▸ **Passage given**
— BEGIN —

You can create forecasts in Quiver using the Time series forecast transform. A forecast is a projection forward in time of an existing time series plot in your analysis. Forecasts in Quiver are built visually and interactively. The result of a forecast is a time series plot representing the forecasted data; this time series plot can be further transformed using Quiver’s time series transforms.

Forecasts overview

Input type

Time series

Output type

Time series

Usage information

Functionality Availability
Standard Quiver card Supported
Transform table transform Unsupported

Create a forecast

To illustrate this section, we use the linear forecast as an example. Sections below give more details about each type of forecast.

  1. Add the time series you would like to forecast to your Quiver analysis by clicking Time Series from the analysis top bar to open the search bar. In our example, we want to forecast the sales of a product.

Input plot

  1. Select Time Series Forecast from the Time Series menu.

Time series forecast menu

  1. In the forecast editor, select the linear forecast type and then select the plot you added at step 1 as the input plot.

Time series linear forecast selection

This will produce a time series plot (in this case, a line), that is by default fitted to the entire range of the input plot. Note that the time axis will remain the same as it was for the input time series plot. To see the forecast further into the future, you can zoom out on the x-axis.

Linear forecast plot

You can find the values of the coefficients under the Forecast Details section of the forecast editor.

Linear forecast coefficients

In the linear forecast example, the coefficients are m (the slope) and c (the offset).

Optional steps

  1. To restrict the fitting to a particular time range, turn on the Use Training Time Range toggle and select a time range parameter.

Training time range

Here we have set the training time range to be 2015-2020 instead of the entire history. As a result, the parameters (slope and offset) of the forecast have changed to make the forecast more accurate for the training time range. This can be useful if you believe certain times will be more indicative of future behavior.

  1. Set coefficients boundaries. In the Coefficients section of the editor, switch on the toggles for the coefficients you want to set boundaries on. In this example, setting a boundary on the slope coefficient of this forecast changes both coefficients.

Linear forecast coefficients bounds

  1. Choose a loss definition. The default loss is the sum of squared differences, and the other options are the maximum absolute difference and the sum of absolute differences. When fitting the forecast to the training data, parameters will be selected to minimize the loss. Different types of loss will result in different forecasts. For more details refer to the losses section.

— END —

▸ **Given request A**
Rewrite the Quiver forecasting passage between "1. Set coefficients" and "changes both coefficients.", inclusive, changing "boundaries" to "limits".
▸ **Given request B**
According to the Quiver forecasting passage, what is the default loss used when fitting a forecast?
▸ **Given request C**
Resume the Quiver forecasting passage after its final sentence.
You can complete the work here without the items.

[Page element annotations]
— BEGIN —

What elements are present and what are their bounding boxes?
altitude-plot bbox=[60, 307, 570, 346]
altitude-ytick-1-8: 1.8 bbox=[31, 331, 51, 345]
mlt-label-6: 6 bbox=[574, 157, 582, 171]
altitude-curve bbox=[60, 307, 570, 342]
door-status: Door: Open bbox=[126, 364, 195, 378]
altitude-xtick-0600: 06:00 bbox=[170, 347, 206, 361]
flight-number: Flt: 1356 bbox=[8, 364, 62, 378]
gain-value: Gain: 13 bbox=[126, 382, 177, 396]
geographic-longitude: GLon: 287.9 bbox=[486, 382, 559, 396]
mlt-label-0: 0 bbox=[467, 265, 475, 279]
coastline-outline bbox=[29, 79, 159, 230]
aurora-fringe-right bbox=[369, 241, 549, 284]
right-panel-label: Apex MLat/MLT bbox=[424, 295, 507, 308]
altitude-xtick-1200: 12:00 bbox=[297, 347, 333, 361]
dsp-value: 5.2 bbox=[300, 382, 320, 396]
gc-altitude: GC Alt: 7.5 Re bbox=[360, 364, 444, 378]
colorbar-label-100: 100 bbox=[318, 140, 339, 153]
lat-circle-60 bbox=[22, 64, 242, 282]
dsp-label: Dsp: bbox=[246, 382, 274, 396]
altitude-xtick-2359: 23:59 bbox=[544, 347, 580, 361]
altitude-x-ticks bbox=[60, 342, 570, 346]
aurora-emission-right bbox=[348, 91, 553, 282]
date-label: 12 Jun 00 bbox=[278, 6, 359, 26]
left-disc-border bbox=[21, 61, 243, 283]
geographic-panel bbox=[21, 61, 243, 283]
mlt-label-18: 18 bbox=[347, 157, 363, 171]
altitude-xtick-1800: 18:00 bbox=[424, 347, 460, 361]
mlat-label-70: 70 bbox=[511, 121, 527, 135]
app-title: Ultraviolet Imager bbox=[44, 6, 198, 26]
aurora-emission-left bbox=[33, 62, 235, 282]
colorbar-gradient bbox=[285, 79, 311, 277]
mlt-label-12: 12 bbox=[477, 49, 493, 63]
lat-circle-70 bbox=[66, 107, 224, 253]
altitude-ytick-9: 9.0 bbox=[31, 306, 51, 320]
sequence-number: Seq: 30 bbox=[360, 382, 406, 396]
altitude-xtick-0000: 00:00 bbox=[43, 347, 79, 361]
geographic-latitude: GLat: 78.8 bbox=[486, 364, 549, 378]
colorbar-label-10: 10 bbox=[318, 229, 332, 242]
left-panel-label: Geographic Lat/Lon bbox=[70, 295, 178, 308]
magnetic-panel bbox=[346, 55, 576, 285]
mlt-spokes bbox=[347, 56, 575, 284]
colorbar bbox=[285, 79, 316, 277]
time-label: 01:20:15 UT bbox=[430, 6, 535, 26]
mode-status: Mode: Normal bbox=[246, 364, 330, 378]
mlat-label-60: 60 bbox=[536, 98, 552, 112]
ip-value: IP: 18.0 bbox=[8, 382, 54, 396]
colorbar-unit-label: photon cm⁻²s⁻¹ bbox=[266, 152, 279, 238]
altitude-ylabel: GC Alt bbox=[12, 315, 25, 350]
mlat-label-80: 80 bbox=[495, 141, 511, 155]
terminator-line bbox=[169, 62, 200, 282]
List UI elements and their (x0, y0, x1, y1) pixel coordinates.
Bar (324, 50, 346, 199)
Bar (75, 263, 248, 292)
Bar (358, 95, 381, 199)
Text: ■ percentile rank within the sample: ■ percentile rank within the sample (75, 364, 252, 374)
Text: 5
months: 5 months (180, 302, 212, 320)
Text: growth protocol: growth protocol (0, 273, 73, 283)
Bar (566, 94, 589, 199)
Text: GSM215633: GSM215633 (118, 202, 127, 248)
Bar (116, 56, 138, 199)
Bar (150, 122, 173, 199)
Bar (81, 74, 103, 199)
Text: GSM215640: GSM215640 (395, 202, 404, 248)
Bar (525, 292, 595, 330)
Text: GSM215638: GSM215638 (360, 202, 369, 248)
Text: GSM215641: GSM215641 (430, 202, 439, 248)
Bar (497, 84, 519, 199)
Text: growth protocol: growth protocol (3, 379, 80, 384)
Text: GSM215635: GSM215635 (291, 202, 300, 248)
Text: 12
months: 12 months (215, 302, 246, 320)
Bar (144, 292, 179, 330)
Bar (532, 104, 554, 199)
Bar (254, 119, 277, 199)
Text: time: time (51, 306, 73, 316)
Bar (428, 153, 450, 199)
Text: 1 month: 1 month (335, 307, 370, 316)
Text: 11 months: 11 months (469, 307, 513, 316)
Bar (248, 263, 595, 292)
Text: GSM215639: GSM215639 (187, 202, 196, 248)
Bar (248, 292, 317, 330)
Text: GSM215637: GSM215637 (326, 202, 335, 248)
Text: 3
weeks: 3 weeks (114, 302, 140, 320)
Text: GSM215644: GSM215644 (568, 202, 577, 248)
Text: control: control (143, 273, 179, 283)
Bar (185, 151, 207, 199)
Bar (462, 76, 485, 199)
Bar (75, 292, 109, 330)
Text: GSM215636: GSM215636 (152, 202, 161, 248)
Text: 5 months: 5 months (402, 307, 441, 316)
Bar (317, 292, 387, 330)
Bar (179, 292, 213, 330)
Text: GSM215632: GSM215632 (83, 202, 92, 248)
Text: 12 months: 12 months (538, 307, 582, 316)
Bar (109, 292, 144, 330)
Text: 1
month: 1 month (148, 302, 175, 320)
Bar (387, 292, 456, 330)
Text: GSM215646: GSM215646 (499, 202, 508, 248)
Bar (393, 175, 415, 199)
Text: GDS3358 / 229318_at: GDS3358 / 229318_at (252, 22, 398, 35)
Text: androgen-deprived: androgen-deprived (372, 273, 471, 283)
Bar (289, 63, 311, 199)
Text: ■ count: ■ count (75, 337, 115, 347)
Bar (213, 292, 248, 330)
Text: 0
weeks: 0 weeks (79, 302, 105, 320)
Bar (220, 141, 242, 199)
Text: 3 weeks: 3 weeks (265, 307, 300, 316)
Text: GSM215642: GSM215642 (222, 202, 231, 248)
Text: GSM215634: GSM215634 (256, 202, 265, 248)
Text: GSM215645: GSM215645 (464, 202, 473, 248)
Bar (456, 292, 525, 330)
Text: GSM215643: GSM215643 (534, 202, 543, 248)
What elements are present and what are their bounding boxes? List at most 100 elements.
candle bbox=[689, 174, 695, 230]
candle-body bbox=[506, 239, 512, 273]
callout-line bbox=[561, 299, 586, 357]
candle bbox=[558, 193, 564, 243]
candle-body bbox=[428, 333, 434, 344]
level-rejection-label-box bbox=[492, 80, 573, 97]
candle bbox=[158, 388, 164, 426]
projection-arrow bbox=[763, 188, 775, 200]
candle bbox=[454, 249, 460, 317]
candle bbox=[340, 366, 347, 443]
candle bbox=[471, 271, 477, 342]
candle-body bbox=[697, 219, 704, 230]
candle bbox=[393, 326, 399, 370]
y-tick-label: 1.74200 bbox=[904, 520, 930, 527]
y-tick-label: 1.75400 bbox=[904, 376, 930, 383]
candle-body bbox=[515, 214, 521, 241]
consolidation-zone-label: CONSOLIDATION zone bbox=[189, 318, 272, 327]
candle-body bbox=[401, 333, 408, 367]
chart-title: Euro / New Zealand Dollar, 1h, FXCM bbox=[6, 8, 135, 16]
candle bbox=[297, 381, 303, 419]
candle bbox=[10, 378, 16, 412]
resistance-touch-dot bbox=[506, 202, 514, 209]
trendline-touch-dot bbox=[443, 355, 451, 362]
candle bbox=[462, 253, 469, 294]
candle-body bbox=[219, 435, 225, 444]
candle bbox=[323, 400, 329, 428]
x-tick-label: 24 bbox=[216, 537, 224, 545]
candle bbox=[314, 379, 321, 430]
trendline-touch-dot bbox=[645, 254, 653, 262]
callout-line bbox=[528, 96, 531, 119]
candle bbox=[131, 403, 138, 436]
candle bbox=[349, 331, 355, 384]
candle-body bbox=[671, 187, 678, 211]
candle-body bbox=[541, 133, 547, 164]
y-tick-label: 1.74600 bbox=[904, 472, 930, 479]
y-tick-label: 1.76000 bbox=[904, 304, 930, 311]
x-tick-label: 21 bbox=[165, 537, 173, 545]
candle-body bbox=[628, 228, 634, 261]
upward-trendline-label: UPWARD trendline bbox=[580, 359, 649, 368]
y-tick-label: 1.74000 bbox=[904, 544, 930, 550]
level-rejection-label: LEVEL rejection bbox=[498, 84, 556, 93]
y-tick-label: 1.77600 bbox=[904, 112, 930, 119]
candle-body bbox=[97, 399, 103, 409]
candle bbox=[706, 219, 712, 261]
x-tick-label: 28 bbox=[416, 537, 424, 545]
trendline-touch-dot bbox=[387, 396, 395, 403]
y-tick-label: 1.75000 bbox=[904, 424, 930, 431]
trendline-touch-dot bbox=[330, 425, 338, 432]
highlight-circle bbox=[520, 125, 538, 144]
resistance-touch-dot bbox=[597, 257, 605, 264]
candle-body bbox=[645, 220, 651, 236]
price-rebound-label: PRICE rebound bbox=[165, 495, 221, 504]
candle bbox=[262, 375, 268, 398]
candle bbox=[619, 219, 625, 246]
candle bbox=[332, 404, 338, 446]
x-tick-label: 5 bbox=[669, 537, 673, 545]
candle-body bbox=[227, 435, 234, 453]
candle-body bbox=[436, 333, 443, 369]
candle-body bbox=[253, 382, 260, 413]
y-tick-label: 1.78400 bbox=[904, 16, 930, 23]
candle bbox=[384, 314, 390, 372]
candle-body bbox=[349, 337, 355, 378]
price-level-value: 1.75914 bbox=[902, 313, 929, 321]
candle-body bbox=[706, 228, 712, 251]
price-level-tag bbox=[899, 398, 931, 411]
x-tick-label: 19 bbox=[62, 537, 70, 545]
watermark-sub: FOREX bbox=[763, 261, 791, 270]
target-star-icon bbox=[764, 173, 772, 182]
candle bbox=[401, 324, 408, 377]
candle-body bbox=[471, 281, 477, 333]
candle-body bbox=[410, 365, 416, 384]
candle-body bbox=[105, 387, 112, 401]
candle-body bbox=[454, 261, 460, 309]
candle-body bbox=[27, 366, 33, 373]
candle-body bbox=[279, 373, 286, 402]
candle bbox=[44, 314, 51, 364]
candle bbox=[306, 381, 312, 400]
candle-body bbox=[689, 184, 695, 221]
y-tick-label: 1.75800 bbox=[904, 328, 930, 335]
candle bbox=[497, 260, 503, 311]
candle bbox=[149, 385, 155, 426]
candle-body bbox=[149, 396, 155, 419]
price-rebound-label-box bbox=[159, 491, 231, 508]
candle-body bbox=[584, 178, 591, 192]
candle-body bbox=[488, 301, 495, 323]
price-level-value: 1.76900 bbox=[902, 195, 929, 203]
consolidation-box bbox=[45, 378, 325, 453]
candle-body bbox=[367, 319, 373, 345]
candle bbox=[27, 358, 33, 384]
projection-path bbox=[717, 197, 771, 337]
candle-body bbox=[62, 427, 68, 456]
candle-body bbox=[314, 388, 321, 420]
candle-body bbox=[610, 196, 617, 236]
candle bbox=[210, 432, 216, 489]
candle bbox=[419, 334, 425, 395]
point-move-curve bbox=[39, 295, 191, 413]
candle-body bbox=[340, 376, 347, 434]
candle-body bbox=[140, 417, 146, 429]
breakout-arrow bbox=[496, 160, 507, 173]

— END —

▸ **Expected answer A**
1. Set coefficients limits. In the Coefficients section of the editor, switch on the toggles for the coefficients you want to set limits on. In this example, setting a boundary on the slope coefficient of this forecast changes both coefficients.

▸ **Expected answer B**
The sum of squared differences.

▸ **Expected answer C**
Linear forecast loss

In our example, changing the loss definition results in different forecast coefficients.

The different types of forecasts

In this section, we detail the different types of forecast and their configuration options. For the remainder of the documentation, we refer to the quantity to be forecasted as y or y(t) to denote y at time t.

Constant

The constant forecast assumes the quantity y will remain constant.

Mathematical form: y = a

Constant forecast

In our example, we can see that the constant forecast does not capture the slope or periodicity in the data.

Linear

The linear forecast assumes the quantity y will follow a linear trend.

Mathematical form: y = a*t + b

Linear forecast

In our example, the linear forecast captures the slope but not the periodicity in the data.

Formula

Formula forecasts can be used when there is periodicity in the data, and the quantity is following some physical process that ebbs and flows. For example, ambient temperature exhibits both daily and yearly periodicity. The formula forecast allows you to fit a sinusoidal curve.

The formula forecast assumes the quantity y follows a governing equation.

Mathematical form: y = f(t)

Examples:

  • Exponential formula

Formula exponential

  • Sinusoidal formula

Formula sinusoidal

Formula forecast

Example forecast with an exponential formula. The coefficients determined by the model are displayed in the expression under Forecast details.

Formula forecast details

ODE (Ordinary differential equation)

ODE can be used to forecast a quantity that is governed by an Ordinary Differential Equation. The ODE forecast assumes the derivative (rate of change) of the quantity y follows a governing equation.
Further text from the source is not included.